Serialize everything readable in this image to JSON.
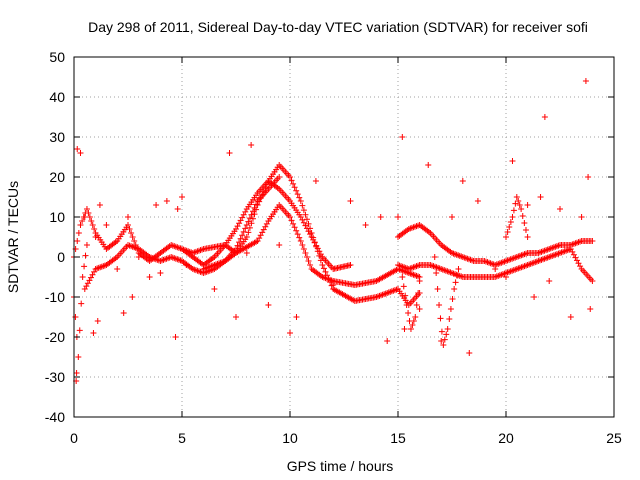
{
  "chart_data": {
    "type": "scatter",
    "title": "Day 298 of 2011, Sidereal Day-to-day VTEC variation (SDTVAR) for receiver sofi",
    "xlabel": "GPS time / hours",
    "ylabel": "SDTVAR / TECUs",
    "xlim": [
      0,
      25
    ],
    "ylim": [
      -40,
      50
    ],
    "xticks": [
      0,
      5,
      10,
      15,
      20,
      25
    ],
    "yticks": [
      -40,
      -30,
      -20,
      -10,
      0,
      10,
      20,
      30,
      40,
      50
    ],
    "grid": true,
    "marker": "+",
    "color": "#ff0000",
    "series": [
      {
        "name": "SDTVAR",
        "outliers": [
          [
            0.1,
            -31
          ],
          [
            0.12,
            -29
          ],
          [
            0.15,
            27
          ],
          [
            0.3,
            26
          ],
          [
            0.5,
            10
          ],
          [
            0.9,
            -19
          ],
          [
            1.0,
            5
          ],
          [
            1.1,
            -16
          ],
          [
            1.2,
            13
          ],
          [
            1.5,
            8
          ],
          [
            2.0,
            -3
          ],
          [
            2.3,
            -14
          ],
          [
            2.5,
            10
          ],
          [
            2.7,
            -10
          ],
          [
            3.0,
            0
          ],
          [
            3.5,
            -5
          ],
          [
            3.8,
            13
          ],
          [
            4.0,
            -4
          ],
          [
            4.3,
            14
          ],
          [
            4.7,
            -20
          ],
          [
            4.8,
            12
          ],
          [
            5.0,
            15
          ],
          [
            5.2,
            -2
          ],
          [
            6.5,
            -8
          ],
          [
            7.2,
            26
          ],
          [
            7.5,
            -15
          ],
          [
            8.0,
            1
          ],
          [
            8.2,
            28
          ],
          [
            9.0,
            -12
          ],
          [
            9.5,
            3
          ],
          [
            10.0,
            -19
          ],
          [
            10.3,
            -15
          ],
          [
            11.2,
            19
          ],
          [
            12.0,
            -7
          ],
          [
            12.8,
            14
          ],
          [
            13.5,
            8
          ],
          [
            14.2,
            10
          ],
          [
            14.5,
            -21
          ],
          [
            15.0,
            10
          ],
          [
            15.2,
            30
          ],
          [
            15.3,
            -18
          ],
          [
            16.0,
            -13
          ],
          [
            16.4,
            23
          ],
          [
            17.0,
            -21
          ],
          [
            17.5,
            10
          ],
          [
            18.0,
            19
          ],
          [
            18.3,
            -24
          ],
          [
            18.7,
            14
          ],
          [
            19.5,
            -3
          ],
          [
            20.0,
            -5
          ],
          [
            20.3,
            24
          ],
          [
            21.0,
            13
          ],
          [
            21.3,
            -10
          ],
          [
            21.6,
            15
          ],
          [
            21.8,
            35
          ],
          [
            22.0,
            -6
          ],
          [
            22.5,
            12
          ],
          [
            23.0,
            -15
          ],
          [
            23.5,
            10
          ],
          [
            23.7,
            44
          ],
          [
            23.8,
            20
          ],
          [
            23.9,
            -13
          ]
        ],
        "traces": [
          [
            [
              0.0,
              0
            ],
            [
              0.3,
              8
            ],
            [
              0.6,
              12
            ],
            [
              1.0,
              6
            ],
            [
              1.5,
              2
            ],
            [
              2.0,
              4
            ],
            [
              2.5,
              8
            ],
            [
              3.0,
              1
            ],
            [
              3.5,
              -1
            ],
            [
              4.0,
              1
            ],
            [
              4.5,
              3
            ],
            [
              5.0,
              2
            ],
            [
              5.5,
              1
            ],
            [
              6.0,
              2
            ],
            [
              7.0,
              3
            ],
            [
              7.5,
              1
            ],
            [
              8.5,
              4
            ],
            [
              9.0,
              9
            ],
            [
              9.5,
              13
            ],
            [
              10.0,
              10
            ],
            [
              10.5,
              4
            ],
            [
              11.0,
              -3
            ],
            [
              11.5,
              -5
            ],
            [
              12.0,
              -6
            ],
            [
              13.0,
              -7
            ],
            [
              14.0,
              -6
            ],
            [
              15.0,
              -3
            ],
            [
              16.0,
              -5
            ]
          ],
          [
            [
              0.5,
              -8
            ],
            [
              1.0,
              -3
            ],
            [
              1.5,
              -2
            ],
            [
              2.0,
              0
            ],
            [
              2.5,
              3
            ],
            [
              3.0,
              2
            ],
            [
              3.5,
              0
            ],
            [
              4.0,
              -1
            ],
            [
              4.5,
              0
            ],
            [
              5.0,
              -1
            ],
            [
              5.5,
              -3
            ],
            [
              6.0,
              -4
            ],
            [
              6.5,
              -3
            ],
            [
              7.0,
              -1
            ],
            [
              7.5,
              1
            ],
            [
              8.0,
              5
            ],
            [
              8.5,
              13
            ],
            [
              9.0,
              19
            ],
            [
              9.5,
              23
            ],
            [
              10.0,
              20
            ],
            [
              10.5,
              14
            ],
            [
              11.0,
              6
            ],
            [
              11.5,
              -2
            ],
            [
              12.0,
              -8
            ],
            [
              13.0,
              -11
            ],
            [
              14.0,
              -10
            ],
            [
              15.0,
              -8
            ],
            [
              15.5,
              -12
            ],
            [
              16.0,
              -9
            ]
          ],
          [
            [
              5.0,
              2
            ],
            [
              5.5,
              0
            ],
            [
              6.0,
              -2
            ],
            [
              6.5,
              0
            ],
            [
              7.0,
              3
            ],
            [
              7.5,
              7
            ],
            [
              8.0,
              12
            ],
            [
              8.5,
              16
            ],
            [
              9.0,
              19
            ],
            [
              9.5,
              17
            ],
            [
              10.0,
              14
            ],
            [
              10.5,
              10
            ],
            [
              11.0,
              5
            ],
            [
              11.5,
              0
            ],
            [
              12.0,
              -3
            ],
            [
              12.8,
              -2
            ]
          ],
          [
            [
              6.0,
              -3
            ],
            [
              6.5,
              -2
            ],
            [
              7.0,
              -1
            ],
            [
              7.5,
              2
            ],
            [
              8.0,
              8
            ],
            [
              8.5,
              14
            ],
            [
              9.0,
              17
            ],
            [
              9.5,
              20
            ]
          ],
          [
            [
              15.0,
              5
            ],
            [
              15.5,
              7
            ],
            [
              16.0,
              8
            ],
            [
              16.5,
              6
            ],
            [
              17.0,
              3
            ],
            [
              17.5,
              1
            ],
            [
              18.0,
              0
            ],
            [
              18.5,
              -1
            ],
            [
              19.0,
              -1
            ],
            [
              19.5,
              -2
            ],
            [
              20.0,
              -1
            ],
            [
              20.5,
              0
            ],
            [
              21.0,
              1
            ],
            [
              21.5,
              1
            ],
            [
              22.0,
              2
            ],
            [
              22.5,
              3
            ],
            [
              23.0,
              3
            ],
            [
              23.5,
              4
            ],
            [
              24.0,
              4
            ]
          ],
          [
            [
              15.0,
              -2
            ],
            [
              15.5,
              -3
            ],
            [
              16.0,
              -2
            ],
            [
              16.5,
              -2
            ],
            [
              17.0,
              -3
            ],
            [
              17.5,
              -4
            ],
            [
              18.0,
              -5
            ],
            [
              18.5,
              -5
            ],
            [
              19.0,
              -5
            ],
            [
              19.5,
              -5
            ],
            [
              20.0,
              -4
            ],
            [
              20.5,
              -3
            ],
            [
              21.0,
              -2
            ],
            [
              21.5,
              -1
            ],
            [
              22.0,
              0
            ],
            [
              22.5,
              1
            ],
            [
              23.0,
              2
            ],
            [
              23.5,
              -3
            ],
            [
              24.0,
              -6
            ]
          ],
          [
            [
              15.2,
              -5
            ],
            [
              15.4,
              -12
            ],
            [
              15.6,
              -18
            ],
            [
              15.8,
              -15
            ],
            [
              16.0,
              -6
            ]
          ],
          [
            [
              16.7,
              0
            ],
            [
              16.9,
              -12
            ],
            [
              17.1,
              -22
            ],
            [
              17.3,
              -18
            ],
            [
              17.6,
              -8
            ],
            [
              17.8,
              -3
            ]
          ],
          [
            [
              20.0,
              5
            ],
            [
              20.3,
              10
            ],
            [
              20.5,
              15
            ],
            [
              20.7,
              12
            ],
            [
              21.0,
              5
            ]
          ],
          [
            [
              0.0,
              -10
            ],
            [
              0.2,
              -25
            ],
            [
              0.4,
              -5
            ],
            [
              0.6,
              3
            ]
          ]
        ]
      }
    ]
  }
}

PROBLEM TO SOLVE> Find every line in the listing that holds the string "SDTVAR", then say how many there are as a bare number.

ANSWER> 3